Set exercise -
Scan the lines below for the word "trích". Copy each line you find it in.

Input records -

[Begin]

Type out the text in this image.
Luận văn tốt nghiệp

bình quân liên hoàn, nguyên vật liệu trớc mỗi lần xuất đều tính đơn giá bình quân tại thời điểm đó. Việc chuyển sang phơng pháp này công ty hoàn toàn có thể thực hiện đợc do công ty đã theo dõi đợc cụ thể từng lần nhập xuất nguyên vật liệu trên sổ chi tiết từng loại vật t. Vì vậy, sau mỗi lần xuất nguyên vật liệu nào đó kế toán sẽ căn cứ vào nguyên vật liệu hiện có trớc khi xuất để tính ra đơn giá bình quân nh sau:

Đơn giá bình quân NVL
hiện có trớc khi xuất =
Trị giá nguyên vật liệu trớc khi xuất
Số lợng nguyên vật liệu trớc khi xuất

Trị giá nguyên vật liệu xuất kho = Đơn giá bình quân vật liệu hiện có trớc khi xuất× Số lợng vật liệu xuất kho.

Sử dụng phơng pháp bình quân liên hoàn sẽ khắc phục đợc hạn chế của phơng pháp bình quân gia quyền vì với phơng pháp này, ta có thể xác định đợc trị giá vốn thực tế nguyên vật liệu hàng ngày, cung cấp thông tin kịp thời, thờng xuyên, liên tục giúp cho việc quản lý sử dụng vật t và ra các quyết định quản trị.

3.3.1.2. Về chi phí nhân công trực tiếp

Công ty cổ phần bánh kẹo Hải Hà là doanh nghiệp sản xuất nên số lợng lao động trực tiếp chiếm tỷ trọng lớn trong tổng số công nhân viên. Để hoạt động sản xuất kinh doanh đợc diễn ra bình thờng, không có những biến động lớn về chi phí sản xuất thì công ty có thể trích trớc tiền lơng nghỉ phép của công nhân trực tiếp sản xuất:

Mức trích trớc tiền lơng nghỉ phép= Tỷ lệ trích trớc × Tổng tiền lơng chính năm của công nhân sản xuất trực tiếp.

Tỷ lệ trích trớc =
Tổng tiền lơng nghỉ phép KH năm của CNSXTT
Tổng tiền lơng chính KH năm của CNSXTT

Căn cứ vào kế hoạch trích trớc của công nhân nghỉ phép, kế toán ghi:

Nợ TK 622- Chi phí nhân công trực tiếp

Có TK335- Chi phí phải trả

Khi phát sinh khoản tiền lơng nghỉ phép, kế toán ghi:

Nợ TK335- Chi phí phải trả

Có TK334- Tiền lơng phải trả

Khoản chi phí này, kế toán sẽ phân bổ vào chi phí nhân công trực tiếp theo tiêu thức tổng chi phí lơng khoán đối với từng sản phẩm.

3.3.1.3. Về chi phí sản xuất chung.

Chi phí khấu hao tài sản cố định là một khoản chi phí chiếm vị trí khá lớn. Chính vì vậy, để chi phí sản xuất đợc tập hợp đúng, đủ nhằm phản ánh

[End]

Written solution -
Công ty cổ phần bánh kẹo Hải Hà là doanh nghiệp sản xuất nên số lợng lao động trực tiếp chiếm tỷ trọng lớn trong tổng số công nhân viên. Để hoạt động sản xuất kinh doanh đợc diễn ra bình thờng, không có những biến động lớn về chi phí sản xuất thì công ty có thể trích trớc tiền lơng nghỉ phép của công nhân trực tiếp sản xuất:
Mức trích trớc tiền lơng nghỉ phép= Tỷ lệ trích trớc × Tổng tiền lơng chính năm của công nhân sản xuất trực tiếp.
Tỷ lệ trích trớc =
Căn cứ vào kế hoạch trích trớc của công nhân nghỉ phép, kế toán ghi:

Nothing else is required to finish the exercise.